--- Task to carry out ---
Skip the images and return the records below exactly.

--- Entries ---
════════════════════
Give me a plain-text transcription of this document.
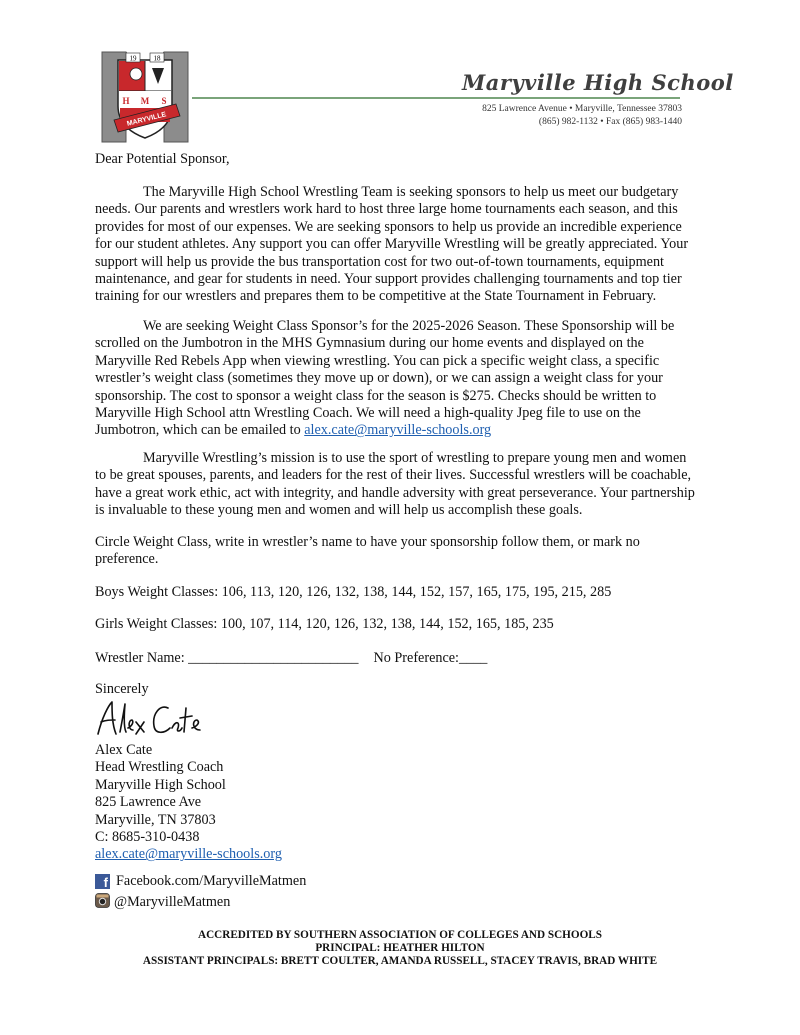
19 18
H M S
MARYVILLE
Maryville High School
825 Lawrence Avenue • Maryville, Tennessee 37803
(865) 982-1132 • Fax (865) 983-1440
Dear Potential Sponsor,
The Maryville High School Wrestling Team is seeking sponsors to help us meet our budgetary
needs. Our parents and wrestlers work hard to host three large home tournaments each season, and this
provides for most of our expenses. We are seeking sponsors to help us provide an incredible experience
for our student athletes. Any support you can offer Maryville Wrestling will be greatly appreciated. Your
support will help us provide the bus transportation cost for two out-of-town tournaments, equipment
maintenance, and gear for students in need. Your support provides challenging tournaments and top tier
training for our wrestlers and prepares them to be competitive at the State Tournament in February.
We are seeking Weight Class Sponsor’s for the 2025-2026 Season. These Sponsorship will be
scrolled on the Jumbotron in the MHS Gymnasium during our home events and displayed on the
Maryville Red Rebels App when viewing wrestling. You can pick a specific weight class, a specific
wrestler’s weight class (sometimes they move up or down), or we can assign a weight class for your
sponsorship. The cost to sponsor a weight class for the season is $275. Checks should be written to
Maryville High School attn Wrestling Coach. We will need a high-quality Jpeg file to use on the
Jumbotron, which can be emailed to alex.cate@maryville-schools.org
Maryville Wrestling’s mission is to use the sport of wrestling to prepare young men and women
to be great spouses, parents, and leaders for the rest of their lives. Successful wrestlers will be coachable,
have a great work ethic, act with integrity, and handle adversity with great perseverance. Your partnership
is invaluable to these young men and women and will help us accomplish these goals.
Circle Weight Class, write in wrestler’s name to have your sponsorship follow them, or mark no
preference.
Boys Weight Classes: 106, 113, 120, 126, 132, 138, 144, 152, 157, 165, 175, 195, 215, 285
Girls Weight Classes: 100, 107, 114, 120, 126, 132, 138, 144, 152, 165, 185, 235
Wrestler Name: ________________________ No Preference:____
Sincerely
Alex Cate
Head Wrestling Coach
Maryville High School
825 Lawrence Ave
Maryville, TN 37803
C: 8685-310-0438
alex.cate@maryville-schools.org
f Facebook.com/MaryvilleMatmen
@MaryvilleMatmen
ACCREDITED BY SOUTHERN ASSOCIATION OF COLLEGES AND SCHOOLS
PRINCIPAL: HEATHER HILTON
ASSISTANT PRINCIPALS: BRETT COULTER, AMANDA RUSSELL, STACEY TRAVIS, BRAD WHITE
════════════════════
--- Reply to the exercise ---
Give me a plain-text transcription of this document.
19 18
H M S
MARYVILLE
Maryville High School
825 Lawrence Avenue • Maryville, Tennessee 37803
(865) 982-1132 • Fax (865) 983-1440
Dear Potential Sponsor,
The Maryville High School Wrestling Team is seeking sponsors to help us meet our budgetary
needs. Our parents and wrestlers work hard to host three large home tournaments each season, and this
provides for most of our expenses. We are seeking sponsors to help us provide an incredible experience
for our student athletes. Any support you can offer Maryville Wrestling will be greatly appreciated. Your
support will help us provide the bus transportation cost for two out-of-town tournaments, equipment
maintenance, and gear for students in need. Your support provides challenging tournaments and top tier
training for our wrestlers and prepares them to be competitive at the State Tournament in February.
We are seeking Weight Class Sponsor’s for the 2025-2026 Season. These Sponsorship will be
scrolled on the Jumbotron in the MHS Gymnasium during our home events and displayed on the
Maryville Red Rebels App when viewing wrestling. You can pick a specific weight class, a specific
wrestler’s weight class (sometimes they move up or down), or we can assign a weight class for your
sponsorship. The cost to sponsor a weight class for the season is $275. Checks should be written to
Maryville High School attn Wrestling Coach. We will need a high-quality Jpeg file to use on the
Jumbotron, which can be emailed to alex.cate@maryville-schools.org
Maryville Wrestling’s mission is to use the sport of wrestling to prepare young men and women
to be great spouses, parents, and leaders for the rest of their lives. Successful wrestlers will be coachable,
have a great work ethic, act with integrity, and handle adversity with great perseverance. Your partnership
is invaluable to these young men and women and will help us accomplish these goals.
Circle Weight Class, write in wrestler’s name to have your sponsorship follow them, or mark no
preference.
Boys Weight Classes: 106, 113, 120, 126, 132, 138, 144, 152, 157, 165, 175, 195, 215, 285
Girls Weight Classes: 100, 107, 114, 120, 126, 132, 138, 144, 152, 165, 185, 235
Wrestler Name: ________________________ No Preference:____
Sincerely
Alex Cate
Head Wrestling Coach
Maryville High School
825 Lawrence Ave
Maryville, TN 37803
C: 8685-310-0438
alex.cate@maryville-schools.org
f Facebook.com/MaryvilleMatmen
@MaryvilleMatmen
ACCREDITED BY SOUTHERN ASSOCIATION OF COLLEGES AND SCHOOLS
PRINCIPAL: HEATHER HILTON
ASSISTANT PRINCIPALS: BRETT COULTER, AMANDA RUSSELL, STACEY TRAVIS, BRAD WHITE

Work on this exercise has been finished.